::: Dataset entries

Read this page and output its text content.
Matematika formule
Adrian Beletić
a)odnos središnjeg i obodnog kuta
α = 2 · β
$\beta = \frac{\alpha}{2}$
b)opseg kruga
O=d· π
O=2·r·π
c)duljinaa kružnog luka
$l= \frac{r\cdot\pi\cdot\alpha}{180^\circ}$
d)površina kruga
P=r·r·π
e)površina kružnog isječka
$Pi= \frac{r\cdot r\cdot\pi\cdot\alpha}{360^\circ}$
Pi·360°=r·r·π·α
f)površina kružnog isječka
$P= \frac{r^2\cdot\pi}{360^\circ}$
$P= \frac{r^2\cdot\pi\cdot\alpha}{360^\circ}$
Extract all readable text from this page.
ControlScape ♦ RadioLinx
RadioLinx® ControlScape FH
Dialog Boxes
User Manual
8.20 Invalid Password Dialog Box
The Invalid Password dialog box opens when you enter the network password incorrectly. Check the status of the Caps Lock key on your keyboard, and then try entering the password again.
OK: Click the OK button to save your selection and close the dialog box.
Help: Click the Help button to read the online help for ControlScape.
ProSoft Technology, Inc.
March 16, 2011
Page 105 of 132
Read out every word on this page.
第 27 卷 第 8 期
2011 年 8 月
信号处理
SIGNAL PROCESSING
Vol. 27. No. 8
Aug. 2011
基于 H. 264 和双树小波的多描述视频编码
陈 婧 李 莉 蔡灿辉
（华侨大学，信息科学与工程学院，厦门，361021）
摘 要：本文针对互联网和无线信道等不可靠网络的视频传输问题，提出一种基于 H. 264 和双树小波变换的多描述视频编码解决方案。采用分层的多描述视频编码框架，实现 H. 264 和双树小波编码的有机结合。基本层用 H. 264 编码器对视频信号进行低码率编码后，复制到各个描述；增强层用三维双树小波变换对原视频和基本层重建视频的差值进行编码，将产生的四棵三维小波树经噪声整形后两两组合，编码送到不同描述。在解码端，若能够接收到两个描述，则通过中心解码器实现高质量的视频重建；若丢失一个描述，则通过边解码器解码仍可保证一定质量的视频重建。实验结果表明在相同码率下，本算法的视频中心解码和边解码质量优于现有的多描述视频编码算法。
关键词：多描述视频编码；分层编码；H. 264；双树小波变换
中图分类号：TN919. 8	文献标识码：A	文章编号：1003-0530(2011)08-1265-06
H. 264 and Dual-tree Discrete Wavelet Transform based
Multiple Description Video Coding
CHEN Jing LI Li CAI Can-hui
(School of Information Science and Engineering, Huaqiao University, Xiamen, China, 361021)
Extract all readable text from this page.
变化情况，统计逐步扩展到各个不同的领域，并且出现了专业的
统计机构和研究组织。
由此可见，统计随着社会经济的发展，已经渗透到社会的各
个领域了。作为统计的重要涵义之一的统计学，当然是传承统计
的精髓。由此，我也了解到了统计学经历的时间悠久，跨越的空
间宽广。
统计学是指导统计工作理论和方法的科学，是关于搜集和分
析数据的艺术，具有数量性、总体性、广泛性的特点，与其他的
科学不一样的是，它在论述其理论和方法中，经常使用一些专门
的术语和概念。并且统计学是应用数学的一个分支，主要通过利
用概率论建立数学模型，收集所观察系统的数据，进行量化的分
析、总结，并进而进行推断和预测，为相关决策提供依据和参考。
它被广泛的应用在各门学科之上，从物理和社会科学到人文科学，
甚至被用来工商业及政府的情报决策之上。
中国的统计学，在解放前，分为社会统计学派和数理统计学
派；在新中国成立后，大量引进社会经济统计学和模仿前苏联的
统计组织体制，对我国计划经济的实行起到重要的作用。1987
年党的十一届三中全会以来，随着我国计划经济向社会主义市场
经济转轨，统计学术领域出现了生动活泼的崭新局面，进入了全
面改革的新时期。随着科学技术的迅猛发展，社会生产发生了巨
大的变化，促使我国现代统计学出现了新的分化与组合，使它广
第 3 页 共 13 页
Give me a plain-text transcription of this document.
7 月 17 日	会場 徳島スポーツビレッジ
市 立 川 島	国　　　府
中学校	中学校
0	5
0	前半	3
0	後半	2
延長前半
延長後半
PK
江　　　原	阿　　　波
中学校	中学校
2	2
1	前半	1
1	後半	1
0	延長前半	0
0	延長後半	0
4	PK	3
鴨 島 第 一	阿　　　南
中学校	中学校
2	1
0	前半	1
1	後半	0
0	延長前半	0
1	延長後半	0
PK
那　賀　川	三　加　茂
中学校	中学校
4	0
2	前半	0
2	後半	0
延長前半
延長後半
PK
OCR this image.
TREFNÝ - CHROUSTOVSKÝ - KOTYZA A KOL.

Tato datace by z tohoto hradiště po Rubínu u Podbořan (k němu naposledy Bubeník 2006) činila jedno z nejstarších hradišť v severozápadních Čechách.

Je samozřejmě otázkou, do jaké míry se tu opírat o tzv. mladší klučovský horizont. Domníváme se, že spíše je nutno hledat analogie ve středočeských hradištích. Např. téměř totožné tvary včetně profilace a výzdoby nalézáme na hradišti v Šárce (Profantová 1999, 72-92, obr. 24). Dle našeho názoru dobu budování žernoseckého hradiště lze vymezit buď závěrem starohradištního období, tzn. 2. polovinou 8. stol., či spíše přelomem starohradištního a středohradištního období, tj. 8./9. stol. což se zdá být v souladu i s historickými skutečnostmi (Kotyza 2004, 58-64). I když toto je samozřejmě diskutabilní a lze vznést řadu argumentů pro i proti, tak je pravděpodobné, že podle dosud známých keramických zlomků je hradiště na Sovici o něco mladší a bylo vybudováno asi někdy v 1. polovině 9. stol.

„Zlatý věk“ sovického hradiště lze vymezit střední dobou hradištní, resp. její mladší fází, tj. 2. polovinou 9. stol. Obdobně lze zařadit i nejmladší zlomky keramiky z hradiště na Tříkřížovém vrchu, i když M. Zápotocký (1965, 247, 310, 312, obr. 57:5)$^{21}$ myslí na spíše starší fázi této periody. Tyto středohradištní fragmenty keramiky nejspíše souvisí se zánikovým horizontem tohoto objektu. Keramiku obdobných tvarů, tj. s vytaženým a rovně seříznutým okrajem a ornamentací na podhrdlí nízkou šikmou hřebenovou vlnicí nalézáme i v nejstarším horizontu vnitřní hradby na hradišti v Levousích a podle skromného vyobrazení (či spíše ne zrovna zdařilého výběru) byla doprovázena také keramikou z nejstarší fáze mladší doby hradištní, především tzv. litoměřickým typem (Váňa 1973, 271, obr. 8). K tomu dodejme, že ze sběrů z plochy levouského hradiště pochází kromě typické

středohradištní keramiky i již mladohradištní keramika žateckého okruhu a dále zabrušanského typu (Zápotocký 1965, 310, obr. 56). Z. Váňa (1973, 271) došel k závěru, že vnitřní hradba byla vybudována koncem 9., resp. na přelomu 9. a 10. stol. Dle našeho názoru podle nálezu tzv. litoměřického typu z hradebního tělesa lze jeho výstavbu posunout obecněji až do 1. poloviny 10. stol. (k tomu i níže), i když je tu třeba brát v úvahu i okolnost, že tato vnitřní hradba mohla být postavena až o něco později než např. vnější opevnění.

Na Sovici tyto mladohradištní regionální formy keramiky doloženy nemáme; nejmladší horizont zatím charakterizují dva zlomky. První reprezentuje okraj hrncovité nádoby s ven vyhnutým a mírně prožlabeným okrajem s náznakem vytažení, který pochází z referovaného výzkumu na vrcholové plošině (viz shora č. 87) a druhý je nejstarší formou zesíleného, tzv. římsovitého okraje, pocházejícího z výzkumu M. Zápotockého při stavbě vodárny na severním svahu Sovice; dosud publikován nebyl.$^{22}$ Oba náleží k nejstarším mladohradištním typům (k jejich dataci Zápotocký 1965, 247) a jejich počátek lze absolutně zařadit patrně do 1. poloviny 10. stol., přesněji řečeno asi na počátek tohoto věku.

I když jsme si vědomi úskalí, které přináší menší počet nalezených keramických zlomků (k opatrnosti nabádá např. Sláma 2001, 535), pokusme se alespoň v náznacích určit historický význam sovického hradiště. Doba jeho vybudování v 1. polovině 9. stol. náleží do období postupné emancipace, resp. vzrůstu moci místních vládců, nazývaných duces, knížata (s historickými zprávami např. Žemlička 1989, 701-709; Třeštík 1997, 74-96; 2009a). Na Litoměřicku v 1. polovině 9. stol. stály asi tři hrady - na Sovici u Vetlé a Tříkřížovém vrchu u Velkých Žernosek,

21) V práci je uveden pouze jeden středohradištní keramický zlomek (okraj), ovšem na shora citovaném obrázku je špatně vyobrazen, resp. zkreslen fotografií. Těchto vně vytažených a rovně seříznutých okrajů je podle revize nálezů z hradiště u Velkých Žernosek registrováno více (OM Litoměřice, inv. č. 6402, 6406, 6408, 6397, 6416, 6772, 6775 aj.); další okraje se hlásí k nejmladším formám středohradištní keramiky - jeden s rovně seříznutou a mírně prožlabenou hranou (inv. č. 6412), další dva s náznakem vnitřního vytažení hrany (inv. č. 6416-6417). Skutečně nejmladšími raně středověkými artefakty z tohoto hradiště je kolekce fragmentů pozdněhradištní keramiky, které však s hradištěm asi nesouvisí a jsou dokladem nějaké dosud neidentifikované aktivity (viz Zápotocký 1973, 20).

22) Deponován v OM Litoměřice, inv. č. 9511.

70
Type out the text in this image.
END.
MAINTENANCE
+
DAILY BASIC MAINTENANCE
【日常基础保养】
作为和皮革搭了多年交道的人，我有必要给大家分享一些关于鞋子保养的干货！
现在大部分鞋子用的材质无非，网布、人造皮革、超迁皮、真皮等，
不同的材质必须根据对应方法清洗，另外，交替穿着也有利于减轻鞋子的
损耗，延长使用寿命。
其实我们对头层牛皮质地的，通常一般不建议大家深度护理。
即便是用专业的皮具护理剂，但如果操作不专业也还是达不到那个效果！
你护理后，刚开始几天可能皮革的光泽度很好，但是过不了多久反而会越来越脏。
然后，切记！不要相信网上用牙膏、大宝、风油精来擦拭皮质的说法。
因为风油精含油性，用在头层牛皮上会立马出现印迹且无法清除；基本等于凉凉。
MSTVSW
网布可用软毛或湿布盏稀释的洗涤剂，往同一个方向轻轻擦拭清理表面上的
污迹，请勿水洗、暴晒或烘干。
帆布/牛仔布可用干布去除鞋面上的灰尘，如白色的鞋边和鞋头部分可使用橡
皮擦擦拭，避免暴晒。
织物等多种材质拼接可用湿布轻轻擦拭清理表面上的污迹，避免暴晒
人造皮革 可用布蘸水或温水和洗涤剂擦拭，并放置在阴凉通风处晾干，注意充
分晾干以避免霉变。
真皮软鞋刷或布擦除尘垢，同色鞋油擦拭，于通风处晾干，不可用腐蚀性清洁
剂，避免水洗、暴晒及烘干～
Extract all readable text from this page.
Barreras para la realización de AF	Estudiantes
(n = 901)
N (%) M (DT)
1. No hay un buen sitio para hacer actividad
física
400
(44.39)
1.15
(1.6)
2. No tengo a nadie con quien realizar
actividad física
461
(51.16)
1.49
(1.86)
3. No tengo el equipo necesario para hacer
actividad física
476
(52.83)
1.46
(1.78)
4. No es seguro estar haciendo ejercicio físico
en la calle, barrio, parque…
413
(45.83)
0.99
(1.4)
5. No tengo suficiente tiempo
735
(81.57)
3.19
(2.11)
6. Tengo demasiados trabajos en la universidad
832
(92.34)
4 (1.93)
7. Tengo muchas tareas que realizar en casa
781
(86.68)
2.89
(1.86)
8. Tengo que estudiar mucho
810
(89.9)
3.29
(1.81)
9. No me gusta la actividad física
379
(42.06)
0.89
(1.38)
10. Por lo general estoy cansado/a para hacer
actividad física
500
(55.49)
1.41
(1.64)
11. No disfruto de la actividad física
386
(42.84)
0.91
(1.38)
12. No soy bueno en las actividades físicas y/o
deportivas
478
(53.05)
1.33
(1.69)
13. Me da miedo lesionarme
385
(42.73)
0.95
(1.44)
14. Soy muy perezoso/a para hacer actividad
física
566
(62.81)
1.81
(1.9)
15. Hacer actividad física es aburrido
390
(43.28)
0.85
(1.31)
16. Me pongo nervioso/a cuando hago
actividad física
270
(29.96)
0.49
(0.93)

::::::

**Exercise aim**: Go through the material and copy out every line with "realizar" in it.

**Written answer**:
2. No tengo a nadie con quien realizar
7. Tengo muchas tareas que realizar en casa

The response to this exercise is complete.